"""

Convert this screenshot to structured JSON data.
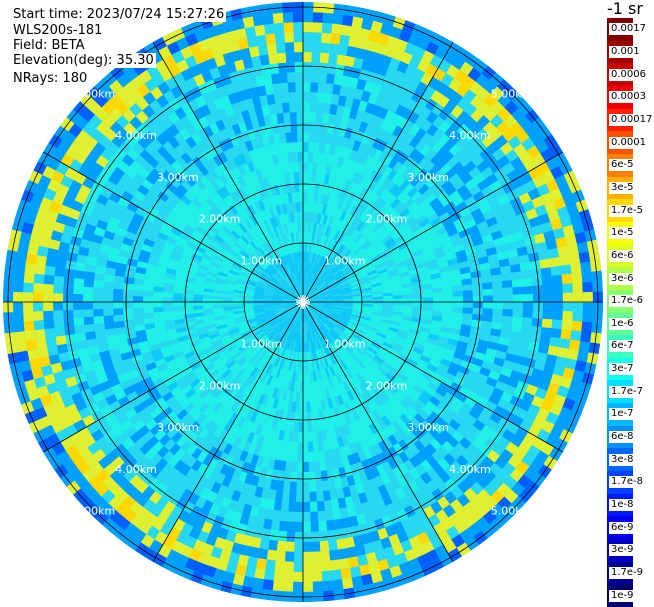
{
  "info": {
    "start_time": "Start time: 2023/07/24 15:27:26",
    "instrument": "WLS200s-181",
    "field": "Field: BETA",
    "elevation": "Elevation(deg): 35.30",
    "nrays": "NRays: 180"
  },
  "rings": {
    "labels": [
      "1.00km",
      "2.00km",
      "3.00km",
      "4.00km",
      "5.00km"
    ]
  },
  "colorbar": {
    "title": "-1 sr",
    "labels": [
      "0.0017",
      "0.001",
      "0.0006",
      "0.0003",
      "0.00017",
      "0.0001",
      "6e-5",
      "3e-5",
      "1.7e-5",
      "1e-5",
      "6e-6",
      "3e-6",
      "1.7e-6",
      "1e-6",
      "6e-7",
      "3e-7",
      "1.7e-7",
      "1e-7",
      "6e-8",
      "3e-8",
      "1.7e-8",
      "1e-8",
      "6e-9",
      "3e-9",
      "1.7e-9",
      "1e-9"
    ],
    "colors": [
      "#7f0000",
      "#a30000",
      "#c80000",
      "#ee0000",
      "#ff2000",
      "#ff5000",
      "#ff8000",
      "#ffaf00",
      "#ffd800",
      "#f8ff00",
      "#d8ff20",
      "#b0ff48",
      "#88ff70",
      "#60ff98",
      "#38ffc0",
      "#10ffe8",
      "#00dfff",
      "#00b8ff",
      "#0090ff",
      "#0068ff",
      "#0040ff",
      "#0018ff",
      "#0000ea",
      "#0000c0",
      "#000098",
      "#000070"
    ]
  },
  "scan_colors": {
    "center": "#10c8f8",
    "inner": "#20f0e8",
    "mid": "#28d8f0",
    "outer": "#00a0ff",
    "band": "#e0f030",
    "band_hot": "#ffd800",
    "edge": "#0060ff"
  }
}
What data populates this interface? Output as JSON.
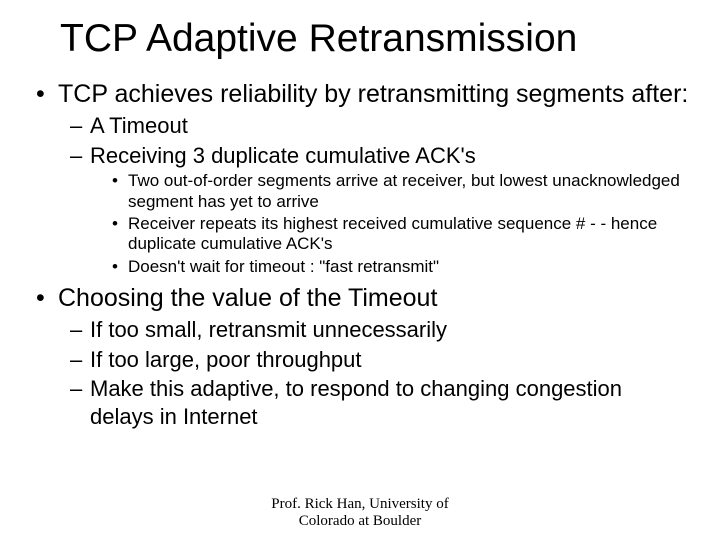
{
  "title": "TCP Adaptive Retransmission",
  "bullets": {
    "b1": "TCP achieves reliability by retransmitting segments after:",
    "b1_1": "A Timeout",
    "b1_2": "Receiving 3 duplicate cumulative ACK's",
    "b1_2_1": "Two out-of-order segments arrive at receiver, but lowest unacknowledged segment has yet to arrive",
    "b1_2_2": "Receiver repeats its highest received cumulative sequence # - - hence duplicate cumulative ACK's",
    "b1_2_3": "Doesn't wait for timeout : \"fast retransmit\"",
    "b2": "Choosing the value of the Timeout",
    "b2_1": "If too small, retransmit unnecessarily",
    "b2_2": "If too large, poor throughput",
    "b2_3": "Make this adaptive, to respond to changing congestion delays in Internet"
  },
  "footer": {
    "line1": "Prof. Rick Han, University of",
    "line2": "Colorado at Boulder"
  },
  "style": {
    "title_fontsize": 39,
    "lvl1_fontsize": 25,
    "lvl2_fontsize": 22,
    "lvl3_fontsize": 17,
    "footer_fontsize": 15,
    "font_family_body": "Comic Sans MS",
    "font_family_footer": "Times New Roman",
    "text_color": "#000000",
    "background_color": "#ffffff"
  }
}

"""

= Short exercise =
Repeat the data exactly, dropping every picture it holds.

= Written reply =
Convert this screenshot to structured JSON data.
{
  "info": {
    "start_time": "Start time: 2023/07/24 15:27:26",
    "instrument": "WLS200s-181",
    "field": "Field: BETA",
    "elevation": "Elevation(deg): 35.30",
    "nrays": "NRays: 180"
  },
  "rings": {
    "labels": [
      "1.00km",
      "2.00km",
      "3.00km",
      "4.00km",
      "5.00km"
    ]
  },
  "colorbar": {
    "title": "-1 sr",
    "labels": [
      "0.0017",
      "0.001",
      "0.0006",
      "0.0003",
      "0.00017",
      "0.0001",
      "6e-5",
      "3e-5",
      "1.7e-5",
      "1e-5",
      "6e-6",
      "3e-6",
      "1.7e-6",
      "1e-6",
      "6e-7",
      "3e-7",
      "1.7e-7",
      "1e-7",
      "6e-8",
      "3e-8",
      "1.7e-8",
      "1e-8",
      "6e-9",
      "3e-9",
      "1.7e-9",
      "1e-9"
    ],
    "colors": [
      "#7f0000",
      "#a30000",
      "#c80000",
      "#ee0000",
      "#ff2000",
      "#ff5000",
      "#ff8000",
      "#ffaf00",
      "#ffd800",
      "#f8ff00",
      "#d8ff20",
      "#b0ff48",
      "#88ff70",
      "#60ff98",
      "#38ffc0",
      "#10ffe8",
      "#00dfff",
      "#00b8ff",
      "#0090ff",
      "#0068ff",
      "#0040ff",
      "#0018ff",
      "#0000ea",
      "#0000c0",
      "#000098",
      "#000070"
    ]
  },
  "scan_colors": {
    "center": "#10c8f8",
    "inner": "#20f0e8",
    "mid": "#28d8f0",
    "outer": "#00a0ff",
    "band": "#e0f030",
    "band_hot": "#ffd800",
    "edge": "#0060ff"
  }
}
What data populates this interface? Output as JSON.
{
  "title": "TCP Adaptive Retransmission",
  "bullets": {
    "b1": "TCP achieves reliability by retransmitting segments after:",
    "b1_1": "A Timeout",
    "b1_2": "Receiving 3 duplicate cumulative ACK's",
    "b1_2_1": "Two out-of-order segments arrive at receiver, but lowest unacknowledged segment has yet to arrive",
    "b1_2_2": "Receiver repeats its highest received cumulative sequence # - - hence duplicate cumulative ACK's",
    "b1_2_3": "Doesn't wait for timeout : \"fast retransmit\"",
    "b2": "Choosing the value of the Timeout",
    "b2_1": "If too small, retransmit unnecessarily",
    "b2_2": "If too large, poor throughput",
    "b2_3": "Make this adaptive, to respond to changing congestion delays in Internet"
  },
  "footer": {
    "line1": "Prof. Rick Han, University of",
    "line2": "Colorado at Boulder"
  },
  "style": {
    "title_fontsize": 39,
    "lvl1_fontsize": 25,
    "lvl2_fontsize": 22,
    "lvl3_fontsize": 17,
    "footer_fontsize": 15,
    "font_family_body": "Comic Sans MS",
    "font_family_footer": "Times New Roman",
    "text_color": "#000000",
    "background_color": "#ffffff"
  }
}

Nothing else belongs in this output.